--- start of Exercise input ---
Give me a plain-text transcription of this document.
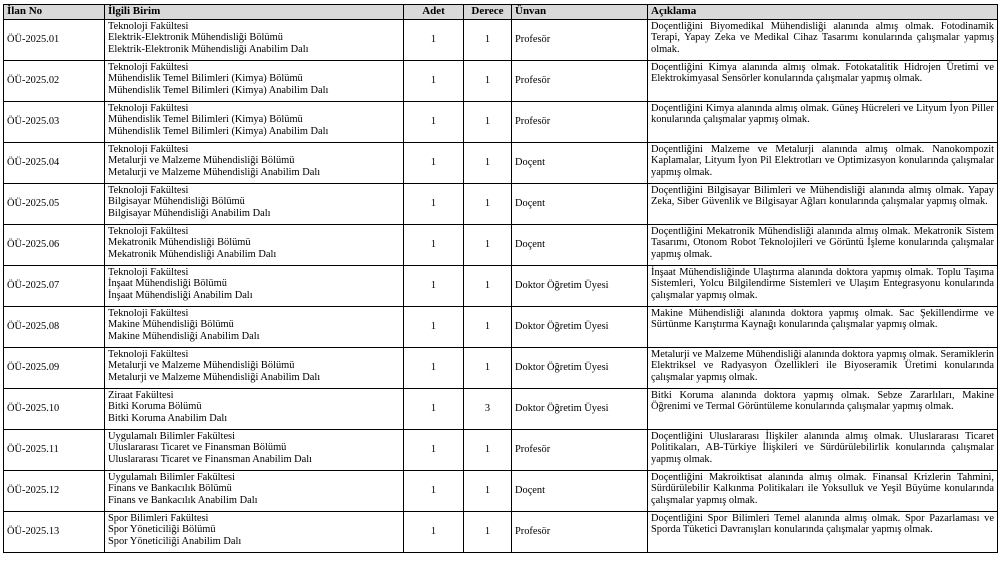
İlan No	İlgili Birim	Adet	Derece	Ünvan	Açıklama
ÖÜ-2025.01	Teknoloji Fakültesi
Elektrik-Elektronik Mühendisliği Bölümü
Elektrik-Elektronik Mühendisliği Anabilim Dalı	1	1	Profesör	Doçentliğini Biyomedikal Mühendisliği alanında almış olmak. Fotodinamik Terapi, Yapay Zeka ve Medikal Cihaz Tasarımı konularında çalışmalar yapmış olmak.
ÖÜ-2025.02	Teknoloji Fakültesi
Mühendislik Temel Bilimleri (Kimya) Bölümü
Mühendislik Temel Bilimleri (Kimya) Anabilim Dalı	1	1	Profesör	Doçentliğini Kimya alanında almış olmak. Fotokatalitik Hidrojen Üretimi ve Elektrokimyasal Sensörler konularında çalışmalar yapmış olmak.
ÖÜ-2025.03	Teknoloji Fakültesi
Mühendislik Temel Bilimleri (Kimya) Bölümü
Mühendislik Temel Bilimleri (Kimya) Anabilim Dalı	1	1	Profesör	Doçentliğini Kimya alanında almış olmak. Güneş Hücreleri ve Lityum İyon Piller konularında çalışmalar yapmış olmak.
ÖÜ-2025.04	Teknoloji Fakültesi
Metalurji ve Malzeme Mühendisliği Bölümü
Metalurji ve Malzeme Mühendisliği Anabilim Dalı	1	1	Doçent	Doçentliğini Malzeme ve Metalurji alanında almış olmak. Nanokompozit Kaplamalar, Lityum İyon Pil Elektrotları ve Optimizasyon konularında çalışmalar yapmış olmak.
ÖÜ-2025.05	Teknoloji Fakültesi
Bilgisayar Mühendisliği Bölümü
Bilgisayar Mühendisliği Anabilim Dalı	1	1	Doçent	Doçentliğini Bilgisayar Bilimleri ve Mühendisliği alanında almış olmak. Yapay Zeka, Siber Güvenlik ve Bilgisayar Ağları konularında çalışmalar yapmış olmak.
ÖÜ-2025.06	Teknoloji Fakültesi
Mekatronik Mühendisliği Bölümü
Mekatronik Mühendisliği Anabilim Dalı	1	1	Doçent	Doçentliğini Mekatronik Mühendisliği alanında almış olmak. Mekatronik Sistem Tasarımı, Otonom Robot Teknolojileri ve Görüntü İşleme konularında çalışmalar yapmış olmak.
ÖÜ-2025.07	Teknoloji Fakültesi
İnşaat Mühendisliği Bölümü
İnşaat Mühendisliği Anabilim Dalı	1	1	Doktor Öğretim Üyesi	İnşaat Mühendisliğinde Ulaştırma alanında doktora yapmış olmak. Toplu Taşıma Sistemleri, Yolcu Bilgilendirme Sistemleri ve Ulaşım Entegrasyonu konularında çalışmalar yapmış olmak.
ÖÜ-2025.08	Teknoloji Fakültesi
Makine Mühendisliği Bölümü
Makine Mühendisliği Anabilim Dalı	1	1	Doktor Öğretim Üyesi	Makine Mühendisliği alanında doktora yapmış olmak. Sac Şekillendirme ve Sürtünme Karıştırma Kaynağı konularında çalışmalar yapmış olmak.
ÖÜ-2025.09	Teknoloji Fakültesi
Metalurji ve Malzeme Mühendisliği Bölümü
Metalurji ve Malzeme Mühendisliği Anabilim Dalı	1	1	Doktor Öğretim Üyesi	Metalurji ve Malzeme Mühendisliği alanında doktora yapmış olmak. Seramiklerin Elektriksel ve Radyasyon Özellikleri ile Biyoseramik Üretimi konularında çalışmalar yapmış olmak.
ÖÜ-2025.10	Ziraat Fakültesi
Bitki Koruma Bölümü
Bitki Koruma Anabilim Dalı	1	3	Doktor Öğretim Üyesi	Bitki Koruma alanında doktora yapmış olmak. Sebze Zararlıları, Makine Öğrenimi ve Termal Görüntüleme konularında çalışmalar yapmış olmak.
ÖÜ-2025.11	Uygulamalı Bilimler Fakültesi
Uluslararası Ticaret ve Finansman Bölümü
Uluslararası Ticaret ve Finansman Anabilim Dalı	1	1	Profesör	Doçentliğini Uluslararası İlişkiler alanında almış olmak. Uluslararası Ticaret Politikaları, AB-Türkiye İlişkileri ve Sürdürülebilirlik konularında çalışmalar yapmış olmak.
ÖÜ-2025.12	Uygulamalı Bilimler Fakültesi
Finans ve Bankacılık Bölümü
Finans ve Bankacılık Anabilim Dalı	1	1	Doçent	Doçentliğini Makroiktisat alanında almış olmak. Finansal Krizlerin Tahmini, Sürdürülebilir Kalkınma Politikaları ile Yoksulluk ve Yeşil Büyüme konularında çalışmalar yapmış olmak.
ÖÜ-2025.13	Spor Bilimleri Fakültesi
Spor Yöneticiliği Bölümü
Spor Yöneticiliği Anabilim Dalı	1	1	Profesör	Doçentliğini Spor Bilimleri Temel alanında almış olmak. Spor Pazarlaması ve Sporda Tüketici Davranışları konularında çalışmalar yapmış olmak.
--- end of Exercise input ---
--- start of Exercise input ---
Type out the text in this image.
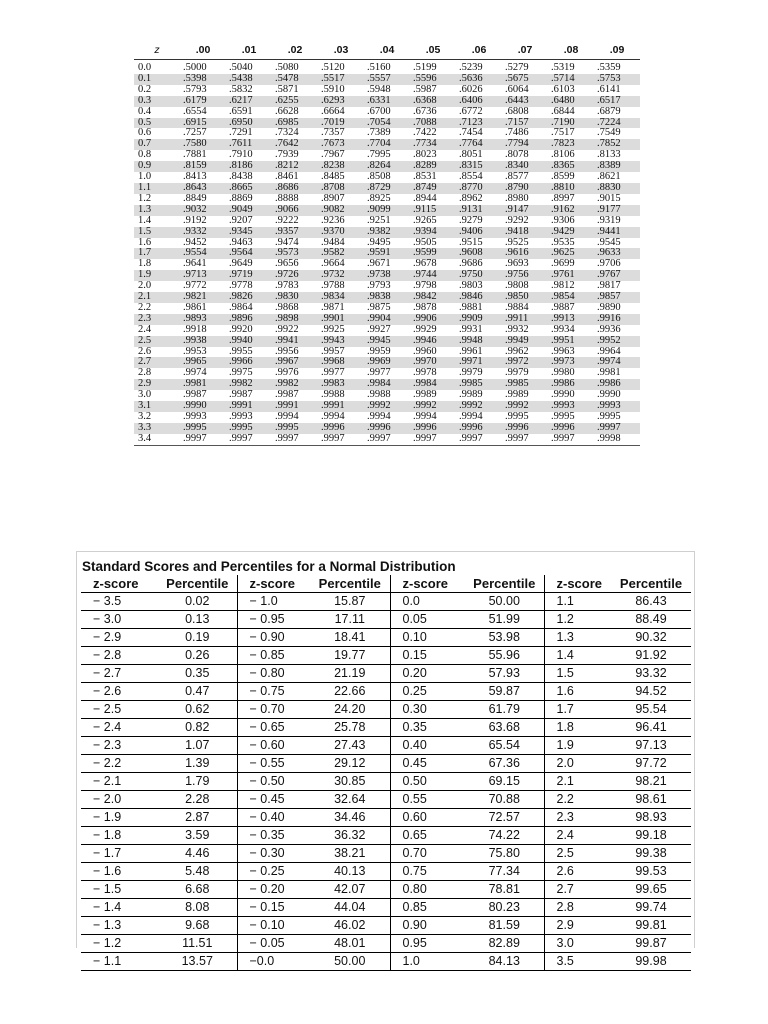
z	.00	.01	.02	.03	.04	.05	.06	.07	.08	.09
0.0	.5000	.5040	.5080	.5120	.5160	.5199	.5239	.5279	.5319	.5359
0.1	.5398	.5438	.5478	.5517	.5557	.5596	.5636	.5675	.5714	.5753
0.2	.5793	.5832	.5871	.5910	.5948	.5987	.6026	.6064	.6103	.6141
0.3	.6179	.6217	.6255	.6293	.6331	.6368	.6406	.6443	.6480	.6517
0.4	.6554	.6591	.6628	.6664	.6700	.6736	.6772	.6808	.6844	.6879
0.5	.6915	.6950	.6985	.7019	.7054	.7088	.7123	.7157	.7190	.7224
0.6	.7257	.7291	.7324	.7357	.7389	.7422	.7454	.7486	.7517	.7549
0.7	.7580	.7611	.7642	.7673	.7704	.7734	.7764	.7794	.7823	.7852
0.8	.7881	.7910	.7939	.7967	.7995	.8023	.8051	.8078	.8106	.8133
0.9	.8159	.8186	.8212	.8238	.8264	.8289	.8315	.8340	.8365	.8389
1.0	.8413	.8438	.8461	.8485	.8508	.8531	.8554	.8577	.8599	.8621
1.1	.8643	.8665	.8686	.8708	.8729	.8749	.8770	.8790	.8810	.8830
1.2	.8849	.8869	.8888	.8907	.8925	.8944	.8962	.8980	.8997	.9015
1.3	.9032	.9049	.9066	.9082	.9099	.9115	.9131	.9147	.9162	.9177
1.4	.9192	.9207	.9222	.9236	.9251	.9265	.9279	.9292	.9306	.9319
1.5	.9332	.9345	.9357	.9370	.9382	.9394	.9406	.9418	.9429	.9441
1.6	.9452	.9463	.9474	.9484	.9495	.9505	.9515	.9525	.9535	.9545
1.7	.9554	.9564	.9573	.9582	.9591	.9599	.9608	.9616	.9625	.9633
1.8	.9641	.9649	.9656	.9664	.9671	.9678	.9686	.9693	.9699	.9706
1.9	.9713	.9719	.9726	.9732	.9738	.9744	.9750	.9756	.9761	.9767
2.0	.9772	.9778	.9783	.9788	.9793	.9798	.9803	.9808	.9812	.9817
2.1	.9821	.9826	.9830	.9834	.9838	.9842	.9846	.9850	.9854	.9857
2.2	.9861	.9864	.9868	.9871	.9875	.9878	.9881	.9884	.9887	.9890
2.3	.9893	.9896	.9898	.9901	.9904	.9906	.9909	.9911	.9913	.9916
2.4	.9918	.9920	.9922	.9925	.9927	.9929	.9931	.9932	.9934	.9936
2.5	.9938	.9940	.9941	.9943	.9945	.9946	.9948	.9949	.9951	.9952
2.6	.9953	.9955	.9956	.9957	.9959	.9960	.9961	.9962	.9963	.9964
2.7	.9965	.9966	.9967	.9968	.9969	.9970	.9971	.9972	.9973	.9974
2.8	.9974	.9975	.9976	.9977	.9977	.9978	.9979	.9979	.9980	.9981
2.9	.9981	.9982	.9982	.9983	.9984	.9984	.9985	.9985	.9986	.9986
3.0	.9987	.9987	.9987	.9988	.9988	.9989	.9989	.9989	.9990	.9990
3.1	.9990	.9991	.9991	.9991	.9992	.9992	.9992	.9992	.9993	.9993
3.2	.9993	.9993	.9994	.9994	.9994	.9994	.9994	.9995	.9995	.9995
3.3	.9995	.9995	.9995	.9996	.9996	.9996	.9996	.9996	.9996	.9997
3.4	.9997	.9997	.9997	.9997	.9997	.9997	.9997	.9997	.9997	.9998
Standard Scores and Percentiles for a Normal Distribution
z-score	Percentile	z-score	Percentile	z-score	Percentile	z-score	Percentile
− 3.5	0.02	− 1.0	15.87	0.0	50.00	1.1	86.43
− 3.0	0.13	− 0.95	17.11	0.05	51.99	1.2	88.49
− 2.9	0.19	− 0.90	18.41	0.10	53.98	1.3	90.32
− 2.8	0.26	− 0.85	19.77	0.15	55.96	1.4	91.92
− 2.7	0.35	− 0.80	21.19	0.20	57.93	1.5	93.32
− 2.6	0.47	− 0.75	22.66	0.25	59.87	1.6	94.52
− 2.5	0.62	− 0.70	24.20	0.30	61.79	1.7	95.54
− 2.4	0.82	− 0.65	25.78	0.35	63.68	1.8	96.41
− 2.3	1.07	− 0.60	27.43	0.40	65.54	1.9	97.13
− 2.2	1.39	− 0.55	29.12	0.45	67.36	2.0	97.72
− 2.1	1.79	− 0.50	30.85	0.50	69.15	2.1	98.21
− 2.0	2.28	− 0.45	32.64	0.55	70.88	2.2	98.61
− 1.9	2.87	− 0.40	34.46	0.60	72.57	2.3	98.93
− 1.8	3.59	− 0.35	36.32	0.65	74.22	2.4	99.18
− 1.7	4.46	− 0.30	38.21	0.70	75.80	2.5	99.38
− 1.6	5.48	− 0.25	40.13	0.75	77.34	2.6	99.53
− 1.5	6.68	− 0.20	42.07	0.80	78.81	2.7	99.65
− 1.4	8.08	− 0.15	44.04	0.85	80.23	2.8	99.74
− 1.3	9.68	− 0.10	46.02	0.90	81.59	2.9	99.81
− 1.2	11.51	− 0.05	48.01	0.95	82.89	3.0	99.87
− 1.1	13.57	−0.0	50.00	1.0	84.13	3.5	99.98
--- end of Exercise input ---
### Problem details
Scan the material above for the string "Finansman" and return the lines that hold it.

### Task result
Uluslararası Ticaret ve Finansman Bölümü
Uluslararası Ticaret ve Finansman Anabilim Dalı	1	1	Profesör	Doçentliğini Uluslararası İlişkiler alanında almış olmak. Uluslararası Ticaret Politikaları, AB-Türkiye İlişkileri ve Sürdürülebilirlik konularında çalışmalar yapmış olmak.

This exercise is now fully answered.